> [Extracted records]
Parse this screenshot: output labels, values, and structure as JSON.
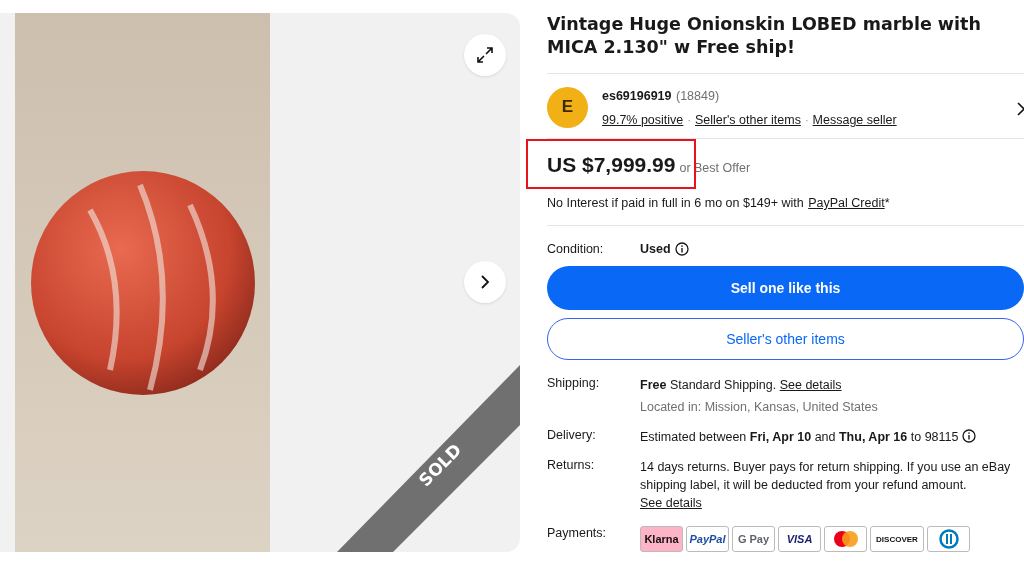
{
  "gallery": {
    "badge": "SOLD"
  },
  "title": "Vintage Huge Onionskin LOBED marble with MICA 2.130\" w Free ship!",
  "seller": {
    "initial": "E",
    "name": "es69196919",
    "count": "(18849)",
    "separator": "·",
    "links": [
      "99.7% positive",
      "Seller's other items",
      "Message seller"
    ]
  },
  "price": {
    "amount": "US $7,999.99",
    "suffix": "or Best Offer",
    "highlighted": true
  },
  "financing": {
    "text": "No Interest if paid in full in 6 mo on $149+ with",
    "link": "PayPal Credit",
    "mark": "*"
  },
  "condition": {
    "label": "Condition:",
    "value": "Used"
  },
  "buttons": [
    {
      "label": "Sell one like this",
      "kind": "primary"
    },
    {
      "label": "Seller's other items",
      "kind": "secondary"
    }
  ],
  "details": [
    {
      "label": "Shipping:",
      "text": "**Free** Standard Shipping.",
      "link": "See details",
      "link_block": false,
      "note": "Located in: Mission, Kansas, United States",
      "info": false
    },
    {
      "label": "Delivery:",
      "text": "Estimated between **Fri, Apr 10** and **Thu, Apr 16** to 98115",
      "info": true
    },
    {
      "label": "Returns:",
      "text": "14 days returns. Buyer pays for return shipping. If you use an eBay shipping label, it will be deducted from your refund amount.",
      "link": "See details",
      "link_block": true,
      "info": false
    }
  ],
  "payments": {
    "label": "Payments:",
    "methods": [
      {
        "kind": "klarna",
        "label": "Klarna"
      },
      {
        "kind": "paypal",
        "label": "PayPal"
      },
      {
        "kind": "gpay",
        "label": "G Pay"
      },
      {
        "kind": "visa",
        "label": "VISA"
      },
      {
        "kind": "mastercard"
      },
      {
        "kind": "discover",
        "label": "DISCOVER"
      },
      {
        "kind": "diners"
      }
    ]
  }
}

> [Requirement] Gather from the records above every line containing the string "this".

> [Result of the exercise]
Parse this screenshot: output labels, values, and structure as JSON.
      "label": "Sell one like this",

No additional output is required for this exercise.